What you have to do - Find the lines with the string "this" and return them.
┄┄┄┄┄┄┄┄┄┄
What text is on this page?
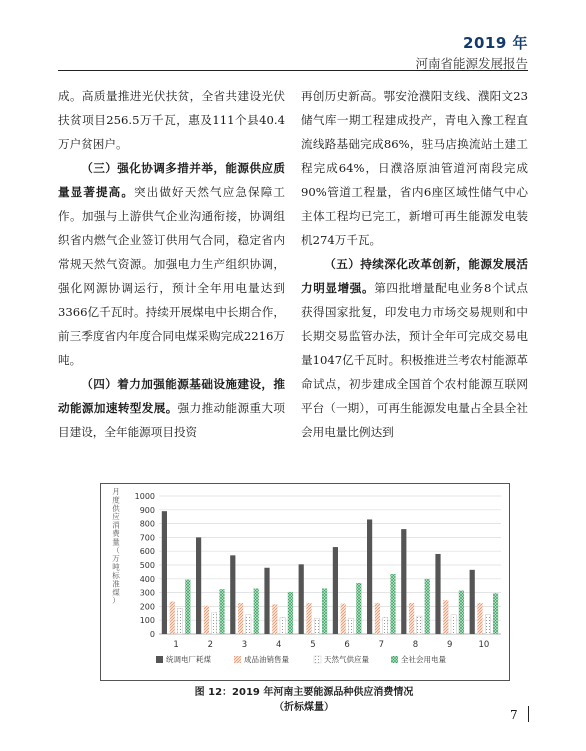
2019 年
河南省能源发展报告

成。高质量推进光伏扶贫，全省共建设光伏扶贫项目256.5万千瓦，惠及111个县40.4万户贫困户。

（三）强化协调多措并举，能源供应质量显著提高。突出做好天然气应急保障工作。加强与上游供气企业沟通衔接，协调组织省内燃气企业签订供用气合同，稳定省内常规天然气资源。加强电力生产组织协调，强化网源协调运行，预计全年用电量达到3366亿千瓦时。持续开展煤电中长期合作，前三季度省内年度合同电煤采购完成2216万吨。

（四）着力加强能源基础设施建设，推动能源加速转型发展。强力推动能源重大项目建设，全年能源项目投资

再创历史新高。鄂安沧濮阳支线、濮阳文23储气库一期工程建成投产，青电入豫工程直流线路基础完成86%，驻马店换流站土建工程完成64%，日濮洛原油管道河南段完成90%管道工程量，省内6座区域性储气中心主体工程均已完工，新增可再生能源发电装机274万千瓦。

（五）持续深化改革创新，能源发展活力明显增强。第四批增量配电业务8个试点获得国家批复，印发电力市场交易规则和中长期交易监管办法，预计全年可完成交易电量1047亿千瓦时。积极推进兰考农村能源革命试点，初步建成全国首个农村能源互联网平台（一期），可再生能源发电量占全县全社会用电量比例达到

月
度
供
应
消
费
量
（
万
吨
标
准
煤
）
0
100
200
300
400
500
600
700
800
900
1000
1	2	3	4	5	6	7	8	9	10
统调电厂耗煤	成品油销售量	天然气供应量	全社会用电量
图 12：2019 年河南主要能源品种供应消费情况
（折标煤量）
7
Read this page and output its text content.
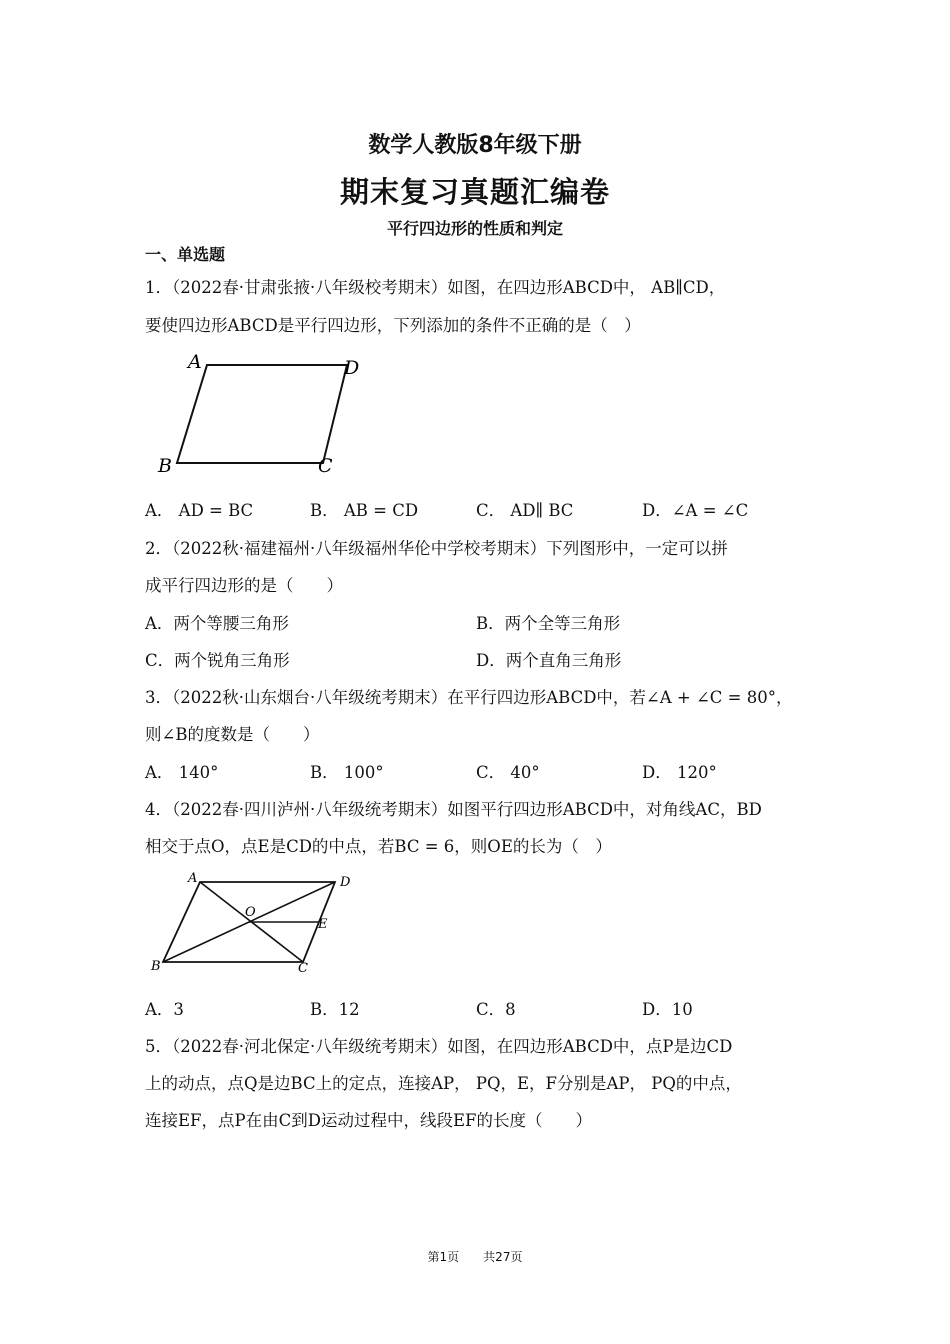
数学人教版8年级下册
期末复习真题汇编卷
平行四边形的性质和判定
一、单选题
1．（2022春·甘肃张掖·八年级校考期末）如图，在四边形ABCD中， AB∥CD，
要使四边形ABCD是平行四边形，下列添加的条件不正确的是（　）
A	D
B	C
A． AD = BC	B． AB = CD	C． AD∥ BC	D．∠A = ∠C
2．（2022秋·福建福州·八年级福州华伦中学校考期末）下列图形中，一定可以拼
成平行四边形的是（　　）
A．两个等腰三角形	B．两个全等三角形
C．两个锐角三角形	D．两个直角三角形
3．（2022秋·山东烟台·八年级统考期末）在平行四边形ABCD中，若∠A + ∠C = 80°，
则∠B的度数是（　　）
A． 140°	B． 100°	C． 40°	D． 120°
4．（2022春·四川泸州·八年级统考期末）如图平行四边形ABCD中，对角线AC，BD
相交于点O，点E是CD的中点，若BC = 6，则OE的长为（　）
A	D
O
E
B	C
A．3	B．12	C．8	D．10
5．（2022春·河北保定·八年级统考期末）如图，在四边形ABCD中，点P是边CD
上的动点，点Q是边BC上的定点，连接AP， PQ，E，F分别是AP， PQ的中点，
连接EF，点P在由C到D运动过程中，线段EF的长度（　　）
第1页　　共27页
┄┄┄┄┄┄┄┄┄┄
Task solution -
What text is on this page?
Read this page and output its text content.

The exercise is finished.